PROBLEM DESCRIPTION:
Of all the lines in the records below, how many hold the word "Continent"? Give the number alone.

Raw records
%%

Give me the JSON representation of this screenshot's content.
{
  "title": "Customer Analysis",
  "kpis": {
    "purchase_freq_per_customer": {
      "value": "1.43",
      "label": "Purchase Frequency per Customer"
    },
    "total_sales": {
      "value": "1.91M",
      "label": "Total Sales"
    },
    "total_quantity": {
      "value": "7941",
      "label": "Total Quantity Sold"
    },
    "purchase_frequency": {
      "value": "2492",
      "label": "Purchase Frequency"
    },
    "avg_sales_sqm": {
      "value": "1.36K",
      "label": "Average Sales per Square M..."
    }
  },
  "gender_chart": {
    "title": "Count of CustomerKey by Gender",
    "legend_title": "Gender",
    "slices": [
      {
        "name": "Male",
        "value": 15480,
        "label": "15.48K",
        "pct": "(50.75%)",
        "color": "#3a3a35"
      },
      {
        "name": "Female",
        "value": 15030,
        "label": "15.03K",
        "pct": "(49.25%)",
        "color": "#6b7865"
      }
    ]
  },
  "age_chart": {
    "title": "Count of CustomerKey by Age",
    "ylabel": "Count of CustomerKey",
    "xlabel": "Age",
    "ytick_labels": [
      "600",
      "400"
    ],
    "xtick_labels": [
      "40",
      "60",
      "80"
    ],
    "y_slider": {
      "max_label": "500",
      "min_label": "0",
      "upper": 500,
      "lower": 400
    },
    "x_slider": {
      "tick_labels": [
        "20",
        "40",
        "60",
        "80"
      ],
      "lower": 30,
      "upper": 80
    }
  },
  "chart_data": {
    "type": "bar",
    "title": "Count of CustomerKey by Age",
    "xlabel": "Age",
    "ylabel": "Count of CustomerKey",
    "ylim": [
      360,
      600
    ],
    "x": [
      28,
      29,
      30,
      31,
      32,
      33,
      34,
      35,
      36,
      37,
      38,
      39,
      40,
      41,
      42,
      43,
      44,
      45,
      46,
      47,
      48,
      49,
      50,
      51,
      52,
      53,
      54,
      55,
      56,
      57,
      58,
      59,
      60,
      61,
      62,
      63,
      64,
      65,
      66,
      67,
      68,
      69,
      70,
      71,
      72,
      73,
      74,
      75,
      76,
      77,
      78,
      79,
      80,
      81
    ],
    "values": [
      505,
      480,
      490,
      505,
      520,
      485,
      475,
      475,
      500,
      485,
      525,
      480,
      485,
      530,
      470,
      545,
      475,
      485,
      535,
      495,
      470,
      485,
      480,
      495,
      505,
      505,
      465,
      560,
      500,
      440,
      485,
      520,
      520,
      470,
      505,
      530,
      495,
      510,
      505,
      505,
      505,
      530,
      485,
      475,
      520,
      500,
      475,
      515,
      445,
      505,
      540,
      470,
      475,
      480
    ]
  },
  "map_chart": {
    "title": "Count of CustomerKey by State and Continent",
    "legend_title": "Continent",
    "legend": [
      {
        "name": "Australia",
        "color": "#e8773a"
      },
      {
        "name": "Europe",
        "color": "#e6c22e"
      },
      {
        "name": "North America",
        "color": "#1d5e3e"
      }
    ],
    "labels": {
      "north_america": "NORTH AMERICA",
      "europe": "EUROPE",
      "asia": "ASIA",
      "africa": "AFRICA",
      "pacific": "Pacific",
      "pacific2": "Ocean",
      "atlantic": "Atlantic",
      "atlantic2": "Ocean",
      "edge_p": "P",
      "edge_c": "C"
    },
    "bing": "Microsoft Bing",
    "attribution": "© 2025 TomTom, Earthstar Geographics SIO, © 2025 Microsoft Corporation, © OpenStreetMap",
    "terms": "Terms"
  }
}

%%
%%

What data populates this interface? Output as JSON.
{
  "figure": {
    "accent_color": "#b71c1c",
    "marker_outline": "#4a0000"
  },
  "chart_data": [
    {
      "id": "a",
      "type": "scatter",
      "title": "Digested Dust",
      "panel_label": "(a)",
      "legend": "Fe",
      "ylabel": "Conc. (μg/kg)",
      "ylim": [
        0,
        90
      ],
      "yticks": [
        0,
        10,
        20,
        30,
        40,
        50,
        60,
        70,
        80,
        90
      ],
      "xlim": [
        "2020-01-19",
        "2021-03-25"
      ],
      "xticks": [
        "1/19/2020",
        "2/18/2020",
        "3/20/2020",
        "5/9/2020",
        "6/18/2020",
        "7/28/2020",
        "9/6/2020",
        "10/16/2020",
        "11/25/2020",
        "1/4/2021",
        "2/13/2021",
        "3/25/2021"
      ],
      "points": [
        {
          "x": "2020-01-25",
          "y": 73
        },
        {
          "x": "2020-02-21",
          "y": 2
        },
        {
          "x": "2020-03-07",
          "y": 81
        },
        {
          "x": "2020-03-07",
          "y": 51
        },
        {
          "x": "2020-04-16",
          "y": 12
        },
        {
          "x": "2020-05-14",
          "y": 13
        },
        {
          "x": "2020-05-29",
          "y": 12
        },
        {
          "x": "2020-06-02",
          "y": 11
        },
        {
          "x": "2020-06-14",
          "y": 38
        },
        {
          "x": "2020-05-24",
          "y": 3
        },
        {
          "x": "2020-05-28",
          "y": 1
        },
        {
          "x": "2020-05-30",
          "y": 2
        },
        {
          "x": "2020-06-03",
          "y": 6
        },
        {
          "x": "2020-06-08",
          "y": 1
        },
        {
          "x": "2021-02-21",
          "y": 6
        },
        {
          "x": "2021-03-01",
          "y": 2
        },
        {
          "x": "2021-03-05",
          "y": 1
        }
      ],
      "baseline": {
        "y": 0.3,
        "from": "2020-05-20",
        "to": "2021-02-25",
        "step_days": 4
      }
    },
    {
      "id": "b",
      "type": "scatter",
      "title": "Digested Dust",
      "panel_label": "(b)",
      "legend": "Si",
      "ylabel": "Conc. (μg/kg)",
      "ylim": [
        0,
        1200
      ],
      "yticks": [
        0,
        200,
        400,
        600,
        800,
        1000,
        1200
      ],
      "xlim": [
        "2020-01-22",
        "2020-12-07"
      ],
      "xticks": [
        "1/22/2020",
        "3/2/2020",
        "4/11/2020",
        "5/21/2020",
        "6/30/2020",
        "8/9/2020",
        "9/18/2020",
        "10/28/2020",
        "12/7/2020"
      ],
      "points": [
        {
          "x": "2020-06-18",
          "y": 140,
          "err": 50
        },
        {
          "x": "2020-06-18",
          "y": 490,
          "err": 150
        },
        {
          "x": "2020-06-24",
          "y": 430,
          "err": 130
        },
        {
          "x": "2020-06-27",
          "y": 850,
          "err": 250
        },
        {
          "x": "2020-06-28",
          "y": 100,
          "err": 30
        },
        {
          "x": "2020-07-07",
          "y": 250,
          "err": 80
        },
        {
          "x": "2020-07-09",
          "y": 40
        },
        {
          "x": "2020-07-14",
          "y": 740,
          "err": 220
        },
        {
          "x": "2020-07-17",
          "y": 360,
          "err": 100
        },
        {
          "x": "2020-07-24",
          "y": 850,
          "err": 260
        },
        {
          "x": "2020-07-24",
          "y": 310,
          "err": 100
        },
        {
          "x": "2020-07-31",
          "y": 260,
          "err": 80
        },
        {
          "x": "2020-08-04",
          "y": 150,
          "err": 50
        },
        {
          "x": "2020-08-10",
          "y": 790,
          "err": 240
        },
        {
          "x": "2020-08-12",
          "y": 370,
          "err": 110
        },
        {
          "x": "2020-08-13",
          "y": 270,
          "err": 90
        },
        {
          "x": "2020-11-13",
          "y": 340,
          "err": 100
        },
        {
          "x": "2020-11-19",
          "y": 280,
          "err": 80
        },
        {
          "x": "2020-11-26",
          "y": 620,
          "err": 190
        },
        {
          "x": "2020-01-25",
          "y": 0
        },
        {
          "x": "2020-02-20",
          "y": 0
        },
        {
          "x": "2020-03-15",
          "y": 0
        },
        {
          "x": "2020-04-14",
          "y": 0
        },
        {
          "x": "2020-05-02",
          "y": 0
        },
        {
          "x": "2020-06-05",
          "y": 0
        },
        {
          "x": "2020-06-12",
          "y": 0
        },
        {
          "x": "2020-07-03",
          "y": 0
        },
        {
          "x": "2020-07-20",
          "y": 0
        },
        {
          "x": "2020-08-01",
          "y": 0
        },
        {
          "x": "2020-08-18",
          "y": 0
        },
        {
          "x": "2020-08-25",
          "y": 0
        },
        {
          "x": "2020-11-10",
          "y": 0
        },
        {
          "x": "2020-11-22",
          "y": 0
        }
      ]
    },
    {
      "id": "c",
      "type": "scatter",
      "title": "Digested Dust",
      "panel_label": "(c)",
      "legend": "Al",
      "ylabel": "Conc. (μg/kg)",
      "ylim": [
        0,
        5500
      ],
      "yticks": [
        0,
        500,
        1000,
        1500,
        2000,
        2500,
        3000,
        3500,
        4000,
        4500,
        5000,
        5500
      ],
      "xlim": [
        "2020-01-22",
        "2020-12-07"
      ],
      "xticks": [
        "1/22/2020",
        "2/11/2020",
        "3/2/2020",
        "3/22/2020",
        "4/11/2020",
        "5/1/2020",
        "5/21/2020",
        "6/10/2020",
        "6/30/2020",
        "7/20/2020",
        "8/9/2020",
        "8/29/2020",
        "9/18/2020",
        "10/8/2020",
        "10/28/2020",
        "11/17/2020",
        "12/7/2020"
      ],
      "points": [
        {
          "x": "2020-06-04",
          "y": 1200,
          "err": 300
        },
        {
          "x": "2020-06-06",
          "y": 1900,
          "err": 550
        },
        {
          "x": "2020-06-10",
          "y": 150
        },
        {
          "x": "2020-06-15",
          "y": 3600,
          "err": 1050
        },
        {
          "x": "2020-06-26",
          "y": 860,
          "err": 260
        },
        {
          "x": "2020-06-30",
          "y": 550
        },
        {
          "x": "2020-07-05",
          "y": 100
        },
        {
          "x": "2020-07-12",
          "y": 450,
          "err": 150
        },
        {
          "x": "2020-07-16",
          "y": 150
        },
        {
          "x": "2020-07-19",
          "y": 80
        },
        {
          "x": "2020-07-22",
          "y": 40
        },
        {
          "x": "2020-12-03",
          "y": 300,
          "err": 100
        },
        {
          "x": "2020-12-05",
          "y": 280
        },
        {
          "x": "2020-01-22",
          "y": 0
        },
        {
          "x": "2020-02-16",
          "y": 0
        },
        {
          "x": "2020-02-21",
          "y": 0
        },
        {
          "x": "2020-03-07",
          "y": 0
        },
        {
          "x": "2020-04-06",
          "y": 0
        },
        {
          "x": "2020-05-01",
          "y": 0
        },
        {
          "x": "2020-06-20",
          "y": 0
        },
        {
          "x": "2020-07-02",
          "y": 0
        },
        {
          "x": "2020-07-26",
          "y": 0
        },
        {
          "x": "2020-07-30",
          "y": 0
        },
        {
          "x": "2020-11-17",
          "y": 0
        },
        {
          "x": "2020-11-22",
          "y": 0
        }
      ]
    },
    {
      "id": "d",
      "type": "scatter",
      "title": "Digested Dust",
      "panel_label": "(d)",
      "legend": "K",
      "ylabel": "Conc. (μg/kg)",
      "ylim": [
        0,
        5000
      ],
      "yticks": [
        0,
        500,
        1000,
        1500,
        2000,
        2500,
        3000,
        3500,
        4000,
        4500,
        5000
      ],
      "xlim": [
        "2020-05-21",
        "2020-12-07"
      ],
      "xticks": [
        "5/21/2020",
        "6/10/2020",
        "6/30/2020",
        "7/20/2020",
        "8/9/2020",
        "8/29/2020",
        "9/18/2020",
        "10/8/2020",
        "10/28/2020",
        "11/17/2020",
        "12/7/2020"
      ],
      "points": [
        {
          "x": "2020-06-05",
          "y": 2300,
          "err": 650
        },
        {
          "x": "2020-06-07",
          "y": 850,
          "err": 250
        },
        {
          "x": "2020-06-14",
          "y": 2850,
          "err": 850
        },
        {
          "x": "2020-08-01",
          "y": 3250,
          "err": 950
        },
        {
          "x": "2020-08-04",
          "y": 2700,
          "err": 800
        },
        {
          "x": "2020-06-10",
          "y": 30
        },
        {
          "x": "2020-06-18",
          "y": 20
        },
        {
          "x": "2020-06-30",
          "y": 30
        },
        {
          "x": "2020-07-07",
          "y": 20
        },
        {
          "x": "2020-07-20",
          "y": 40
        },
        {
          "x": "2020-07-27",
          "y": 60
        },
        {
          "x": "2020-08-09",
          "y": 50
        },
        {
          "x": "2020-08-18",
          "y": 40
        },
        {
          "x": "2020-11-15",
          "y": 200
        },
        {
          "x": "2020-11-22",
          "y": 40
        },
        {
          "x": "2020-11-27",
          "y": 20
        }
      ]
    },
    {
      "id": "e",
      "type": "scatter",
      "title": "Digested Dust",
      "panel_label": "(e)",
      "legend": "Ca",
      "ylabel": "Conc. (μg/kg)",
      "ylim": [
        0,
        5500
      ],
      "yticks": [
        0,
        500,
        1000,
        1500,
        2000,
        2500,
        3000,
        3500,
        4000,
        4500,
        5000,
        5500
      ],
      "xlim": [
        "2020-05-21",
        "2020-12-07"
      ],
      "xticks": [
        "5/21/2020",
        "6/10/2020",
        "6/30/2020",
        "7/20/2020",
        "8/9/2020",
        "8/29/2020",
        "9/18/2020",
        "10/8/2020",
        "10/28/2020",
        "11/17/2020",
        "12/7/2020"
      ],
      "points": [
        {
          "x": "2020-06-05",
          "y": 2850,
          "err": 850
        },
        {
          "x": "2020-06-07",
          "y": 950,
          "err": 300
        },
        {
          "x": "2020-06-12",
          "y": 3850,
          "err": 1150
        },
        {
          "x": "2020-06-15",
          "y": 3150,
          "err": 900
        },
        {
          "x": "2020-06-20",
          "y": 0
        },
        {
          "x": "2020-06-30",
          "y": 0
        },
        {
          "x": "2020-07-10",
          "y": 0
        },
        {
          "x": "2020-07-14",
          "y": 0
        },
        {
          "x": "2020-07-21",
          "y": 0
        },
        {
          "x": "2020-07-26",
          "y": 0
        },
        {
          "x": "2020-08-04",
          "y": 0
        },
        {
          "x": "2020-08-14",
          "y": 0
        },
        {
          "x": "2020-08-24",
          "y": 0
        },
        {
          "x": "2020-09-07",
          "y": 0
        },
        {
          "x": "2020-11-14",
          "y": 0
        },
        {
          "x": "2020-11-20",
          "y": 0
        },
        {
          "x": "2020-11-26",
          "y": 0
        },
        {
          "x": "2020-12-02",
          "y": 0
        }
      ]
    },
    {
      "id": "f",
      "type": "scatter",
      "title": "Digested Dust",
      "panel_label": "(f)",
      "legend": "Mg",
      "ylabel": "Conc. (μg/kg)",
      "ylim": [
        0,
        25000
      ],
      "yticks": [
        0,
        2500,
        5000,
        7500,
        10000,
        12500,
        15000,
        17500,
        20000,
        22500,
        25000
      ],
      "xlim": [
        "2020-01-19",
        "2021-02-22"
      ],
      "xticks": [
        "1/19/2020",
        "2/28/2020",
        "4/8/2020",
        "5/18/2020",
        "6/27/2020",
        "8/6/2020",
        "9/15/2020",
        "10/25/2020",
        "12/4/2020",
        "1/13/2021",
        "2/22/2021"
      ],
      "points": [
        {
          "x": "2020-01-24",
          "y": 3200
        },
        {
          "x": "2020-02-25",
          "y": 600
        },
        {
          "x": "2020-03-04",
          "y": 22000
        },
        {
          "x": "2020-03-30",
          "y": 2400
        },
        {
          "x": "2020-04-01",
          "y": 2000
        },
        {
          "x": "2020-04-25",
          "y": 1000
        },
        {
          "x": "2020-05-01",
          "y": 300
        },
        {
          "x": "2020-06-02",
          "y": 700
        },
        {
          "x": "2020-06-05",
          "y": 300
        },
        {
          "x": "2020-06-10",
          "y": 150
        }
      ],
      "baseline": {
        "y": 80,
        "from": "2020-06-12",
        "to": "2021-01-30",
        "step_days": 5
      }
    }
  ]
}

%%

THE REPLY:
2